> Written problem
Reproduce every item below verbatim, keeping each line unchanged and in its original order.

(Stored items)
# # # # # # #
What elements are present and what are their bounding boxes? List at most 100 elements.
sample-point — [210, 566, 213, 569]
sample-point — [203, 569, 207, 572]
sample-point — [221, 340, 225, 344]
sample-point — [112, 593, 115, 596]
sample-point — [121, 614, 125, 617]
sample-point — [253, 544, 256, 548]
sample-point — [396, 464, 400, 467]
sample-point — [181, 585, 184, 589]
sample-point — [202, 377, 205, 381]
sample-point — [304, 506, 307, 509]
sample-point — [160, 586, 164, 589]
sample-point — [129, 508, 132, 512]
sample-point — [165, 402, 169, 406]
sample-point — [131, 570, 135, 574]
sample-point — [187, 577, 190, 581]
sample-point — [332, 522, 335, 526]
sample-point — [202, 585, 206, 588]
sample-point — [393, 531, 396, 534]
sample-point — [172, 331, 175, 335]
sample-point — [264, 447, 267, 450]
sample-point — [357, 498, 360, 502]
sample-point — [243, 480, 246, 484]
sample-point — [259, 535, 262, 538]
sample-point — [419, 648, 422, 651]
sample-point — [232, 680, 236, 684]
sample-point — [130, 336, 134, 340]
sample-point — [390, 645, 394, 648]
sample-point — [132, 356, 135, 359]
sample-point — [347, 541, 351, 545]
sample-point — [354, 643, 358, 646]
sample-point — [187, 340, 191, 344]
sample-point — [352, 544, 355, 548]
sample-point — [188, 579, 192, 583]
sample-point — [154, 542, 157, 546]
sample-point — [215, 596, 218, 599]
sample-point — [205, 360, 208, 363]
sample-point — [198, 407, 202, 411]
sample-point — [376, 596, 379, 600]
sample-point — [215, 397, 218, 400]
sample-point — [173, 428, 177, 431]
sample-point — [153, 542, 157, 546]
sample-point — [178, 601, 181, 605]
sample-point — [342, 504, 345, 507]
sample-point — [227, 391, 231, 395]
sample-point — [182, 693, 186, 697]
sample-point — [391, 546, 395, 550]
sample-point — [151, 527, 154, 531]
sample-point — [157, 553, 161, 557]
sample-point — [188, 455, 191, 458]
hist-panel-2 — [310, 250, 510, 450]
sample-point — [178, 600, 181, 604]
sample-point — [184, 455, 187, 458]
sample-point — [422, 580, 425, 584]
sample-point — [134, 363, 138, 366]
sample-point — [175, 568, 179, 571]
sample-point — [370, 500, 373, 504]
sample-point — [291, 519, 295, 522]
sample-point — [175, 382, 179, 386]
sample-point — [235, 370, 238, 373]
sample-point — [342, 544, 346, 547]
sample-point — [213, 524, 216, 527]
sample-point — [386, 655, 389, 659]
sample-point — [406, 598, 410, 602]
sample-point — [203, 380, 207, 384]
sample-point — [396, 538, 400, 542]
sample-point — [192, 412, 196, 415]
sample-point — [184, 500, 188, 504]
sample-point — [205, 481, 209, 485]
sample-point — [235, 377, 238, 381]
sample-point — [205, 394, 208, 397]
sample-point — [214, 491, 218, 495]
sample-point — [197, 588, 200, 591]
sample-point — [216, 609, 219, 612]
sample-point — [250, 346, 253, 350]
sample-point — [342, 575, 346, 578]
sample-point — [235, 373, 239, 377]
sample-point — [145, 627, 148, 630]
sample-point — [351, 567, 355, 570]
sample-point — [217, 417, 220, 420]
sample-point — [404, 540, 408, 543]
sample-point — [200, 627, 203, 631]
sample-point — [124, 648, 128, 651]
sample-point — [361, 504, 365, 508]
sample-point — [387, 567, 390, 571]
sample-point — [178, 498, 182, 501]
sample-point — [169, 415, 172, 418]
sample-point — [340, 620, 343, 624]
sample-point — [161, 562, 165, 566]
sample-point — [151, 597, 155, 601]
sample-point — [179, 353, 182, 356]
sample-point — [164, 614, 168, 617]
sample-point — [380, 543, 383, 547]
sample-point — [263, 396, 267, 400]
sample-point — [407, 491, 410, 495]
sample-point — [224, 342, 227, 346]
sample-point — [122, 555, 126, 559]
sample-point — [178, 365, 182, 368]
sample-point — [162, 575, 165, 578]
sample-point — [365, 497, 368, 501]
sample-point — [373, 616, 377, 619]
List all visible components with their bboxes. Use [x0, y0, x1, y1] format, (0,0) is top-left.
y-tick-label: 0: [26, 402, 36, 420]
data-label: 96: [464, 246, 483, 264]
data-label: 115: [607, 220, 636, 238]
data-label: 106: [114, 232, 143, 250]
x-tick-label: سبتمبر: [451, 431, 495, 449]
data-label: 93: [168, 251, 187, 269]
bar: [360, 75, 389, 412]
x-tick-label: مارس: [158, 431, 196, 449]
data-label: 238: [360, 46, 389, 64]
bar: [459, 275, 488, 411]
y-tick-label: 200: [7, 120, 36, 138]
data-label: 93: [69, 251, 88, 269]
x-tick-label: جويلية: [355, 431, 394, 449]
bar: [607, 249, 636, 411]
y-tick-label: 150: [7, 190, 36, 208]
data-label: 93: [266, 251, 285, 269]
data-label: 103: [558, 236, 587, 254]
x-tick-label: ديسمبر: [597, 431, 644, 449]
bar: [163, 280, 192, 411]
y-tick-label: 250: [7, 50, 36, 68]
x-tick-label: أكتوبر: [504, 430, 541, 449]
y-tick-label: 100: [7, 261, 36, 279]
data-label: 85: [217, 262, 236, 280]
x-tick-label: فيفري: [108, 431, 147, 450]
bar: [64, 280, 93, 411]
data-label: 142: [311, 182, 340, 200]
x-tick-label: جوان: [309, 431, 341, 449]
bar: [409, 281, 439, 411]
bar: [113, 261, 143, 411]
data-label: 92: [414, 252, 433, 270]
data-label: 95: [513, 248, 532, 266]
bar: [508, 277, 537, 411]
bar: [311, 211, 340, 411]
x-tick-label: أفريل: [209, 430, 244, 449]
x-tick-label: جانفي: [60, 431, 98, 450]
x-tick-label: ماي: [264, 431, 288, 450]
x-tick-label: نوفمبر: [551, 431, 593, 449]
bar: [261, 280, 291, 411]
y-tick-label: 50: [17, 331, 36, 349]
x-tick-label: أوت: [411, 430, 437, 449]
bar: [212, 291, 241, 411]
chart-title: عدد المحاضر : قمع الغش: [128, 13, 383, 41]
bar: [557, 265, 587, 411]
# # # # # # #
> Finished exercise
What elements are present and what are their bounding boxes? List at most 100 elements.
sample-point — [210, 566, 213, 569]
sample-point — [203, 569, 207, 572]
sample-point — [221, 340, 225, 344]
sample-point — [112, 593, 115, 596]
sample-point — [121, 614, 125, 617]
sample-point — [253, 544, 256, 548]
sample-point — [396, 464, 400, 467]
sample-point — [181, 585, 184, 589]
sample-point — [202, 377, 205, 381]
sample-point — [304, 506, 307, 509]
sample-point — [160, 586, 164, 589]
sample-point — [129, 508, 132, 512]
sample-point — [165, 402, 169, 406]
sample-point — [131, 570, 135, 574]
sample-point — [187, 577, 190, 581]
sample-point — [332, 522, 335, 526]
sample-point — [202, 585, 206, 588]
sample-point — [393, 531, 396, 534]
sample-point — [172, 331, 175, 335]
sample-point — [264, 447, 267, 450]
sample-point — [357, 498, 360, 502]
sample-point — [243, 480, 246, 484]
sample-point — [259, 535, 262, 538]
sample-point — [419, 648, 422, 651]
sample-point — [232, 680, 236, 684]
sample-point — [130, 336, 134, 340]
sample-point — [390, 645, 394, 648]
sample-point — [132, 356, 135, 359]
sample-point — [347, 541, 351, 545]
sample-point — [354, 643, 358, 646]
sample-point — [187, 340, 191, 344]
sample-point — [352, 544, 355, 548]
sample-point — [188, 579, 192, 583]
sample-point — [154, 542, 157, 546]
sample-point — [215, 596, 218, 599]
sample-point — [205, 360, 208, 363]
sample-point — [198, 407, 202, 411]
sample-point — [376, 596, 379, 600]
sample-point — [215, 397, 218, 400]
sample-point — [173, 428, 177, 431]
sample-point — [153, 542, 157, 546]
sample-point — [178, 601, 181, 605]
sample-point — [342, 504, 345, 507]
sample-point — [227, 391, 231, 395]
sample-point — [182, 693, 186, 697]
sample-point — [391, 546, 395, 550]
sample-point — [151, 527, 154, 531]
sample-point — [157, 553, 161, 557]
sample-point — [188, 455, 191, 458]
hist-panel-2 — [310, 250, 510, 450]
sample-point — [178, 600, 181, 604]
sample-point — [184, 455, 187, 458]
sample-point — [422, 580, 425, 584]
sample-point — [134, 363, 138, 366]
sample-point — [175, 568, 179, 571]
sample-point — [370, 500, 373, 504]
sample-point — [291, 519, 295, 522]
sample-point — [175, 382, 179, 386]
sample-point — [235, 370, 238, 373]
sample-point — [342, 544, 346, 547]
sample-point — [213, 524, 216, 527]
sample-point — [386, 655, 389, 659]
sample-point — [406, 598, 410, 602]
sample-point — [203, 380, 207, 384]
sample-point — [396, 538, 400, 542]
sample-point — [192, 412, 196, 415]
sample-point — [184, 500, 188, 504]
sample-point — [205, 481, 209, 485]
sample-point — [235, 377, 238, 381]
sample-point — [205, 394, 208, 397]
sample-point — [214, 491, 218, 495]
sample-point — [197, 588, 200, 591]
sample-point — [216, 609, 219, 612]
sample-point — [250, 346, 253, 350]
sample-point — [342, 575, 346, 578]
sample-point — [235, 373, 239, 377]
sample-point — [145, 627, 148, 630]
sample-point — [351, 567, 355, 570]
sample-point — [217, 417, 220, 420]
sample-point — [404, 540, 408, 543]
sample-point — [200, 627, 203, 631]
sample-point — [124, 648, 128, 651]
sample-point — [361, 504, 365, 508]
sample-point — [387, 567, 390, 571]
sample-point — [178, 498, 182, 501]
sample-point — [169, 415, 172, 418]
sample-point — [340, 620, 343, 624]
sample-point — [161, 562, 165, 566]
sample-point — [151, 597, 155, 601]
sample-point — [179, 353, 182, 356]
sample-point — [164, 614, 168, 617]
sample-point — [380, 543, 383, 547]
sample-point — [263, 396, 267, 400]
sample-point — [407, 491, 410, 495]
sample-point — [224, 342, 227, 346]
sample-point — [122, 555, 126, 559]
sample-point — [178, 365, 182, 368]
sample-point — [162, 575, 165, 578]
sample-point — [365, 497, 368, 501]
sample-point — [373, 616, 377, 619]
List all visible components with their bboxes. Use [x0, y0, x1, y1] format, (0,0) is top-left.
y-tick-label: 0: [26, 402, 36, 420]
data-label: 96: [464, 246, 483, 264]
data-label: 115: [607, 220, 636, 238]
data-label: 106: [114, 232, 143, 250]
x-tick-label: سبتمبر: [451, 431, 495, 449]
data-label: 93: [168, 251, 187, 269]
bar: [360, 75, 389, 412]
x-tick-label: مارس: [158, 431, 196, 449]
data-label: 238: [360, 46, 389, 64]
bar: [459, 275, 488, 411]
y-tick-label: 200: [7, 120, 36, 138]
data-label: 93: [69, 251, 88, 269]
x-tick-label: جويلية: [355, 431, 394, 449]
bar: [607, 249, 636, 411]
y-tick-label: 150: [7, 190, 36, 208]
data-label: 93: [266, 251, 285, 269]
data-label: 103: [558, 236, 587, 254]
x-tick-label: ديسمبر: [597, 431, 644, 449]
bar: [163, 280, 192, 411]
y-tick-label: 250: [7, 50, 36, 68]
x-tick-label: أكتوبر: [504, 430, 541, 449]
y-tick-label: 100: [7, 261, 36, 279]
data-label: 85: [217, 262, 236, 280]
x-tick-label: فيفري: [108, 431, 147, 450]
bar: [64, 280, 93, 411]
data-label: 142: [311, 182, 340, 200]
x-tick-label: جوان: [309, 431, 341, 449]
bar: [409, 281, 439, 411]
bar: [113, 261, 143, 411]
data-label: 92: [414, 252, 433, 270]
data-label: 95: [513, 248, 532, 266]
bar: [508, 277, 537, 411]
bar: [311, 211, 340, 411]
x-tick-label: أفريل: [209, 430, 244, 449]
x-tick-label: جانفي: [60, 431, 98, 450]
x-tick-label: ماي: [264, 431, 288, 450]
x-tick-label: نوفمبر: [551, 431, 593, 449]
bar: [261, 280, 291, 411]
y-tick-label: 50: [17, 331, 36, 349]
x-tick-label: أوت: [411, 430, 437, 449]
bar: [212, 291, 241, 411]
chart-title: عدد المحاضر : قمع الغش: [128, 13, 383, 41]
bar: [557, 265, 587, 411]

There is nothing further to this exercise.